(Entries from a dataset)
========================================
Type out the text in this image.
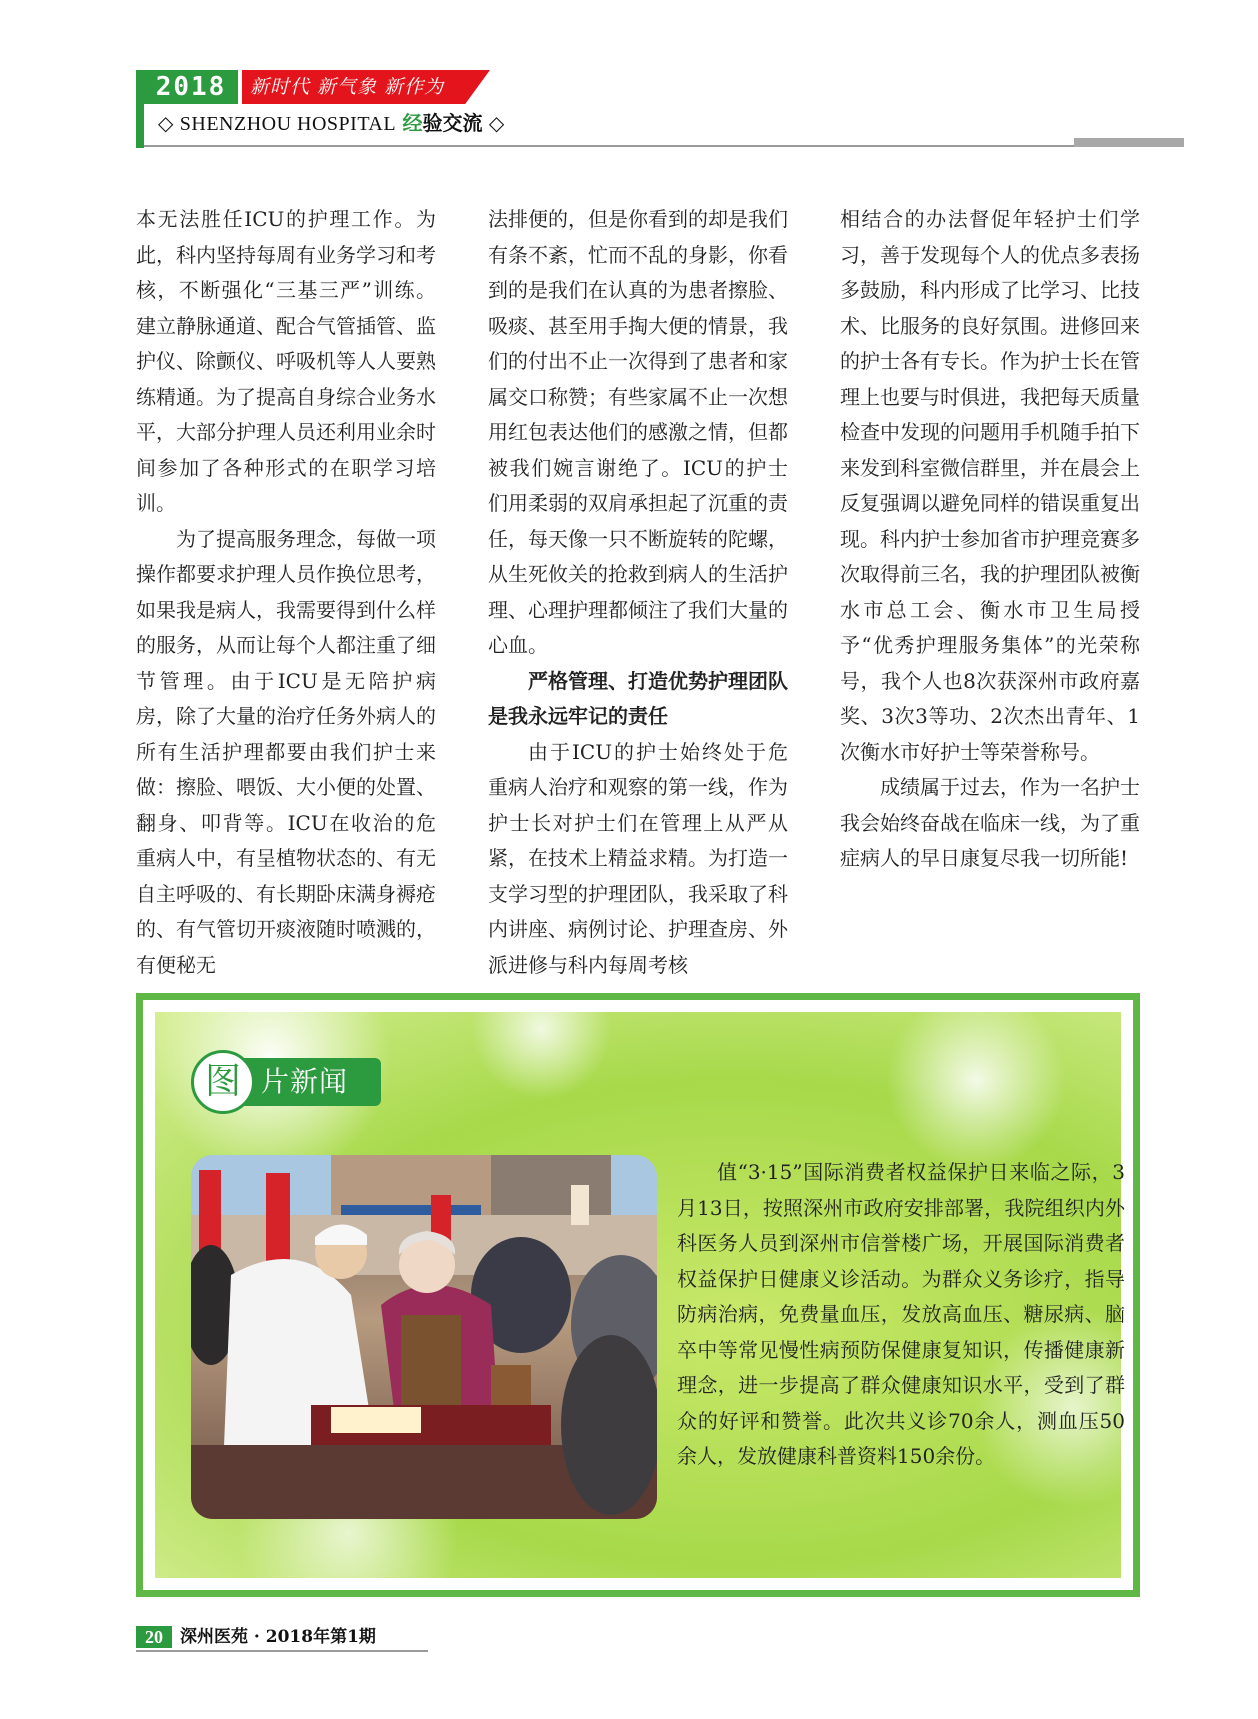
2018	新时代 新气象 新作为
◇ SHENZHOU HOSPITAL 经验交流 ◇

本无法胜任ICU的护理工作。为此，科内坚持每周有业务学习和考核，不断强化“三基三严”训练。建立静脉通道、配合气管插管、监护仪、除颤仪、呼吸机等人人要熟练精通。为了提高自身综合业务水平，大部分护理人员还利用业余时间参加了各种形式的在职学习培训。

为了提高服务理念，每做一项操作都要求护理人员作换位思考，如果我是病人，我需要得到什么样的服务，从而让每个人都注重了细节管理。由于ICU是无陪护病房，除了大量的治疗任务外病人的所有生活护理都要由我们护士来做：擦脸、喂饭、大小便的处置、翻身、叩背等。ICU在收治的危重病人中，有呈植物状态的、有无自主呼吸的、有长期卧床满身褥疮的、有气管切开痰液随时喷溅的，有便秘无

法排便的，但是你看到的却是我们有条不紊，忙而不乱的身影，你看到的是我们在认真的为患者擦脸、吸痰、甚至用手掏大便的情景，我们的付出不止一次得到了患者和家属交口称赞；有些家属不止一次想用红包表达他们的感激之情，但都被我们婉言谢绝了。ICU的护士们用柔弱的双肩承担起了沉重的责任，每天像一只不断旋转的陀螺，从生死攸关的抢救到病人的生活护理、心理护理都倾注了我们大量的心血。

严格管理、打造优势护理团队是我永远牢记的责任

由于ICU的护士始终处于危重病人治疗和观察的第一线，作为护士长对护士们在管理上从严从紧，在技术上精益求精。为打造一支学习型的护理团队，我采取了科内讲座、病例讨论、护理查房、外派进修与科内每周考核

相结合的办法督促年轻护士们学习，善于发现每个人的优点多表扬多鼓励，科内形成了比学习、比技术、比服务的良好氛围。进修回来的护士各有专长。作为护士长在管理上也要与时俱进，我把每天质量检查中发现的问题用手机随手拍下来发到科室微信群里，并在晨会上反复强调以避免同样的错误重复出现。科内护士参加省市护理竞赛多次取得前三名，我的护理团队被衡水市总工会、衡水市卫生局授予“优秀护理服务集体”的光荣称号，我个人也8次获深州市政府嘉奖、3次3等功、2次杰出青年、1次衡水市好护士等荣誉称号。

成绩属于过去，作为一名护士我会始终奋战在临床一线，为了重症病人的早日康复尽我一切所能!

图 片新闻

值“3·15”国际消费者权益保护日来临之际，3月13日，按照深州市政府安排部署，我院组织内外科医务人员到深州市信誉楼广场，开展国际消费者权益保护日健康义诊活动。为群众义务诊疗，指导防病治病，免费量血压，发放高血压、糖尿病、脑卒中等常见慢性病预防保健康复知识，传播健康新理念，进一步提高了群众健康知识水平，受到了群众的好评和赞誉。此次共义诊70余人，测血压50余人，发放健康科普资料150余份。

20	深州医苑 · 2018年第1期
========================================
### Objective
Leave the pictures out, and transcribe each of the records exactly.

### Worked solution
Type out the text in this image.
2018	新时代 新气象 新作为
◇ SHENZHOU HOSPITAL 经验交流 ◇

本无法胜任ICU的护理工作。为此，科内坚持每周有业务学习和考核，不断强化“三基三严”训练。建立静脉通道、配合气管插管、监护仪、除颤仪、呼吸机等人人要熟练精通。为了提高自身综合业务水平，大部分护理人员还利用业余时间参加了各种形式的在职学习培训。

为了提高服务理念，每做一项操作都要求护理人员作换位思考，如果我是病人，我需要得到什么样的服务，从而让每个人都注重了细节管理。由于ICU是无陪护病房，除了大量的治疗任务外病人的所有生活护理都要由我们护士来做：擦脸、喂饭、大小便的处置、翻身、叩背等。ICU在收治的危重病人中，有呈植物状态的、有无自主呼吸的、有长期卧床满身褥疮的、有气管切开痰液随时喷溅的，有便秘无

法排便的，但是你看到的却是我们有条不紊，忙而不乱的身影，你看到的是我们在认真的为患者擦脸、吸痰、甚至用手掏大便的情景，我们的付出不止一次得到了患者和家属交口称赞；有些家属不止一次想用红包表达他们的感激之情，但都被我们婉言谢绝了。ICU的护士们用柔弱的双肩承担起了沉重的责任，每天像一只不断旋转的陀螺，从生死攸关的抢救到病人的生活护理、心理护理都倾注了我们大量的心血。

严格管理、打造优势护理团队是我永远牢记的责任

由于ICU的护士始终处于危重病人治疗和观察的第一线，作为护士长对护士们在管理上从严从紧，在技术上精益求精。为打造一支学习型的护理团队，我采取了科内讲座、病例讨论、护理查房、外派进修与科内每周考核

相结合的办法督促年轻护士们学习，善于发现每个人的优点多表扬多鼓励，科内形成了比学习、比技术、比服务的良好氛围。进修回来的护士各有专长。作为护士长在管理上也要与时俱进，我把每天质量检查中发现的问题用手机随手拍下来发到科室微信群里，并在晨会上反复强调以避免同样的错误重复出现。科内护士参加省市护理竞赛多次取得前三名，我的护理团队被衡水市总工会、衡水市卫生局授予“优秀护理服务集体”的光荣称号，我个人也8次获深州市政府嘉奖、3次3等功、2次杰出青年、1次衡水市好护士等荣誉称号。

成绩属于过去，作为一名护士我会始终奋战在临床一线，为了重症病人的早日康复尽我一切所能!

图 片新闻

值“3·15”国际消费者权益保护日来临之际，3月13日，按照深州市政府安排部署，我院组织内外科医务人员到深州市信誉楼广场，开展国际消费者权益保护日健康义诊活动。为群众义务诊疗，指导防病治病，免费量血压，发放高血压、糖尿病、脑卒中等常见慢性病预防保健康复知识，传播健康新理念，进一步提高了群众健康知识水平，受到了群众的好评和赞誉。此次共义诊70余人，测血压50余人，发放健康科普资料150余份。

20	深州医苑 · 2018年第1期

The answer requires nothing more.